### SET EXERCISE:
Check every line below for the word "Membership" and give only the number of lines where it appears.

━━━━━ LISTED RECORDS

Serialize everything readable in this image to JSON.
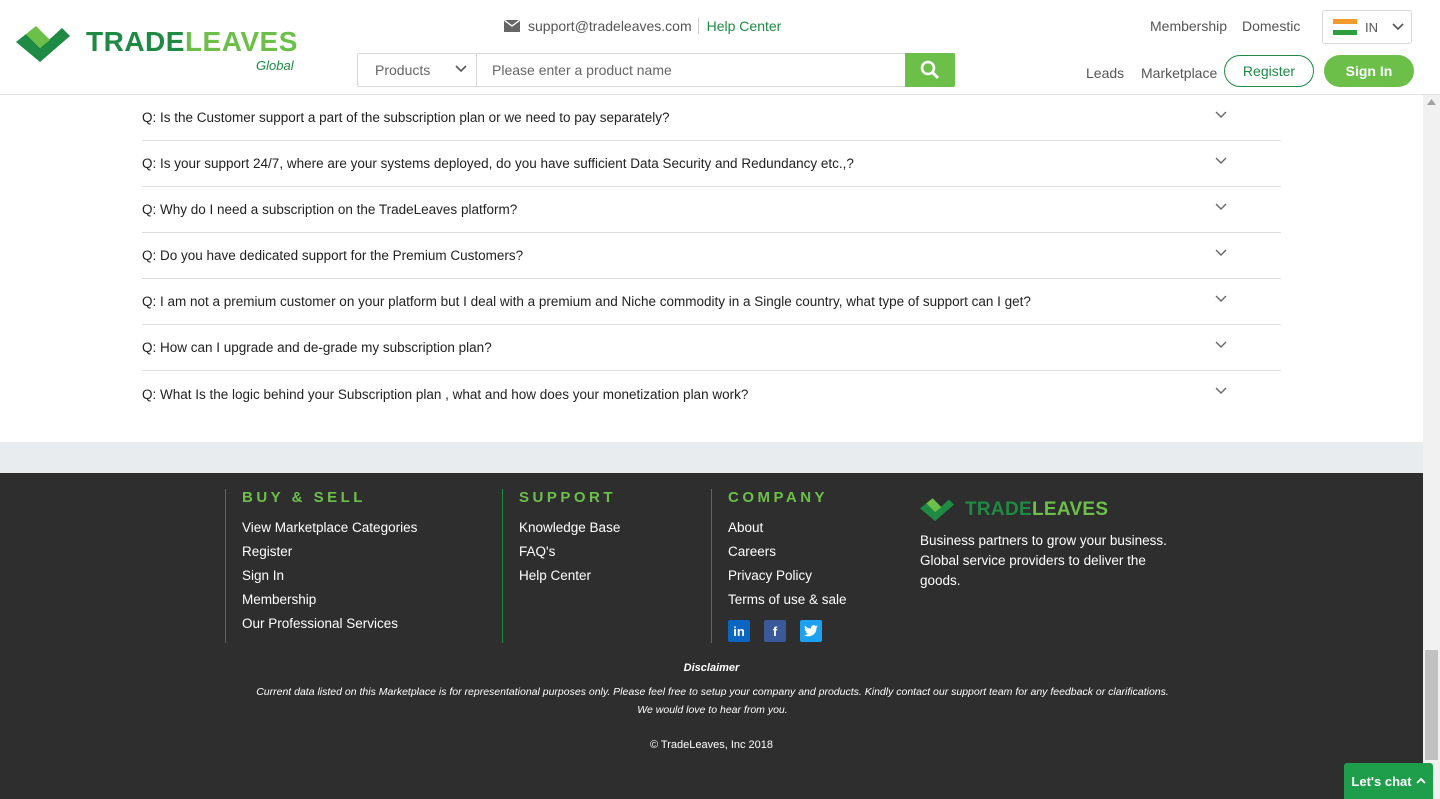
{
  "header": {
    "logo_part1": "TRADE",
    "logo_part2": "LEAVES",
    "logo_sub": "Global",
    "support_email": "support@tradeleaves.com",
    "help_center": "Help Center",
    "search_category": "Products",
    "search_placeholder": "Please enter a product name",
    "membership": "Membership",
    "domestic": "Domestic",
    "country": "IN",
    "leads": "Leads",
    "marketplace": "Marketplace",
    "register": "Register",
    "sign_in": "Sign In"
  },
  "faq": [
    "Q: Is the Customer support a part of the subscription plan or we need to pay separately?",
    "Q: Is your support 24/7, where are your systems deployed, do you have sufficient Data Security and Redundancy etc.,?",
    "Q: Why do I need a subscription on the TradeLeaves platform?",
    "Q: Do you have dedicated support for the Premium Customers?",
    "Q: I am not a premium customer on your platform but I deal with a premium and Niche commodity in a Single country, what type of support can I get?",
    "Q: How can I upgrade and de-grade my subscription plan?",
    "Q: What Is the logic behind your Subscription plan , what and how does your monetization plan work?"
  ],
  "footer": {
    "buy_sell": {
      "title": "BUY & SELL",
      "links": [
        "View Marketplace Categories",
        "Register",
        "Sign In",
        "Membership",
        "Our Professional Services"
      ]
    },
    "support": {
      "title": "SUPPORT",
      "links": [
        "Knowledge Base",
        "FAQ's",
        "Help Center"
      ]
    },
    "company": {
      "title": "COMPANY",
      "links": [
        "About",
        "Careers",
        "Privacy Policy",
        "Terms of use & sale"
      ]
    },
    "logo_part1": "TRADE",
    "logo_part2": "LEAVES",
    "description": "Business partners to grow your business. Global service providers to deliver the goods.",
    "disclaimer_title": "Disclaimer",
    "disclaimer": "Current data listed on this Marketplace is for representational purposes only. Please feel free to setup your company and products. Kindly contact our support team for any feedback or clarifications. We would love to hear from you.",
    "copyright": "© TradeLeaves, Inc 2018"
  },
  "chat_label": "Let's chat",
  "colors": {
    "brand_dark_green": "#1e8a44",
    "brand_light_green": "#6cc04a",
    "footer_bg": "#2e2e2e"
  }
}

━━━━━━━━━━
━━━━━ LISTED RECORDS

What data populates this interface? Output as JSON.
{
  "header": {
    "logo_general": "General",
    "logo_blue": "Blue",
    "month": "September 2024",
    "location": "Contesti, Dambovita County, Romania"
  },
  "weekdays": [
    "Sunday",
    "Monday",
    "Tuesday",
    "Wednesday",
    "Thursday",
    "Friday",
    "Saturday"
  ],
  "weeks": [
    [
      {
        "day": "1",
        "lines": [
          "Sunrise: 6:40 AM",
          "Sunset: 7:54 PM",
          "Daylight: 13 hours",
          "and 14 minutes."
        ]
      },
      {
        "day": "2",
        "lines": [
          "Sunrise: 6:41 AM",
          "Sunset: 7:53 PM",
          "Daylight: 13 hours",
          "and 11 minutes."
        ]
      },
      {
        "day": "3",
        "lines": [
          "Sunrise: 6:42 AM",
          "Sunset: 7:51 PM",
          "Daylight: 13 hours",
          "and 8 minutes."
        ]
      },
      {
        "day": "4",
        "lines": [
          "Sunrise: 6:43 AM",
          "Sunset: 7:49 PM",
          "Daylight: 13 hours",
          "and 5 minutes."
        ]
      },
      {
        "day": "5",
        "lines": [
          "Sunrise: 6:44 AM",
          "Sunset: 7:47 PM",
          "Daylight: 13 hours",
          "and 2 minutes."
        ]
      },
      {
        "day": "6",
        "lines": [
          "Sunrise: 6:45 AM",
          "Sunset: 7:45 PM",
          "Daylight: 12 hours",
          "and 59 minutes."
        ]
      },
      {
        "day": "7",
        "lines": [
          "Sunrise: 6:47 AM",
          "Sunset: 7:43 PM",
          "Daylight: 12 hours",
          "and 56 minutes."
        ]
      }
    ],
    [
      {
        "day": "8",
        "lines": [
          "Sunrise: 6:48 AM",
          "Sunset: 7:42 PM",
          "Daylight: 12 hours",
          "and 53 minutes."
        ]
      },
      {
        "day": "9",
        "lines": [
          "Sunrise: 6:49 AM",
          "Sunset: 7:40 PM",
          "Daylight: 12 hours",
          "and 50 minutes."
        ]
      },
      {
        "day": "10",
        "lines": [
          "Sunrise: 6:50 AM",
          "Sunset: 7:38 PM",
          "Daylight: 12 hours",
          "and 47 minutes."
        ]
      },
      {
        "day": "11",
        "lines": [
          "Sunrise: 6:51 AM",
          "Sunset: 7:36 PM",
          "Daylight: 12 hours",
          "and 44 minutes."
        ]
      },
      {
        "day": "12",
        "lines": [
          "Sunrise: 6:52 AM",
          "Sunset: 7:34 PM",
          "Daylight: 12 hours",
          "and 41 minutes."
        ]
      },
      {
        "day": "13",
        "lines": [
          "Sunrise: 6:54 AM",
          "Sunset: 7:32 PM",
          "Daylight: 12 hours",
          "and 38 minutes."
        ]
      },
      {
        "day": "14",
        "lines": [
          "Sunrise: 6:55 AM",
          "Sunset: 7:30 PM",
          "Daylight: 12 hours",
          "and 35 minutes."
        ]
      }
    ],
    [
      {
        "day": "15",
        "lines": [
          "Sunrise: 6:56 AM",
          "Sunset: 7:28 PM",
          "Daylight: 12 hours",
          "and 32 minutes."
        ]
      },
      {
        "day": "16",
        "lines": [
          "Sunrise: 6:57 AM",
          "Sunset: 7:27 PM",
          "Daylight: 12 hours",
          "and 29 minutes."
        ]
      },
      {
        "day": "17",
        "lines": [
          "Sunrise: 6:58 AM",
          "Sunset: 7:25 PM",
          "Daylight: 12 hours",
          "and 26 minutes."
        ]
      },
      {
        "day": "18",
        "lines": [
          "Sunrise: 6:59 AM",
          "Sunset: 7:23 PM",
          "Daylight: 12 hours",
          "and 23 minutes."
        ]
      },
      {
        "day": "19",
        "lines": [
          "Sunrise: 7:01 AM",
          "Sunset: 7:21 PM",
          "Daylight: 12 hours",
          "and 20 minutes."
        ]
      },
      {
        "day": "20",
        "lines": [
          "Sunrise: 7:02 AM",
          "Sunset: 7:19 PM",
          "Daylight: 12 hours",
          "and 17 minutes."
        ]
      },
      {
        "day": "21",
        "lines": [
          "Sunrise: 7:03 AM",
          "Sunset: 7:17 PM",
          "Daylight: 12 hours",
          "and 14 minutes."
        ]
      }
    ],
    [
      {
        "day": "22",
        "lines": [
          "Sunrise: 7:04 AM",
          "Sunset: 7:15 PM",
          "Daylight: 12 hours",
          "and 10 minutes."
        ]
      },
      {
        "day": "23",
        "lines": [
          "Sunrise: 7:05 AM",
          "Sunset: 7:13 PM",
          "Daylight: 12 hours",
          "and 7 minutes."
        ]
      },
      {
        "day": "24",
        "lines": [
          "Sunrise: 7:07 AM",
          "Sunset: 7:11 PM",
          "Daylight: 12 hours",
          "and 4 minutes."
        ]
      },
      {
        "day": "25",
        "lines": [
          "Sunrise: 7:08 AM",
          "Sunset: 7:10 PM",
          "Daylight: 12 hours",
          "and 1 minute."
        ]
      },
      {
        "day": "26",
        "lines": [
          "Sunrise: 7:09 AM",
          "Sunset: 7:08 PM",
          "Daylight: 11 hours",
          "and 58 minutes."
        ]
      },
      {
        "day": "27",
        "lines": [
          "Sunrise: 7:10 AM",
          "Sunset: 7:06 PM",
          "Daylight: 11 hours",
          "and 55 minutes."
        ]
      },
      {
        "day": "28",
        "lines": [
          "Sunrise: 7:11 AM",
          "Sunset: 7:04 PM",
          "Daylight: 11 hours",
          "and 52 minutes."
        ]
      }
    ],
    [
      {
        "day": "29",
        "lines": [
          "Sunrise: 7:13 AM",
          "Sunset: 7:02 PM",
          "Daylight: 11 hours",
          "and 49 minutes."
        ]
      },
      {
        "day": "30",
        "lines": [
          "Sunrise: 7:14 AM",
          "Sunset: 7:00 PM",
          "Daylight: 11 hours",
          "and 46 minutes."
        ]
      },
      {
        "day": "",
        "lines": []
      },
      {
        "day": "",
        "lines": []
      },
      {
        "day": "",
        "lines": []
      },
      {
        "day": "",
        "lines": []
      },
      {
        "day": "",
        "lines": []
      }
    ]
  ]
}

━━━━━━━━━━

### ANSWER BELOW:
2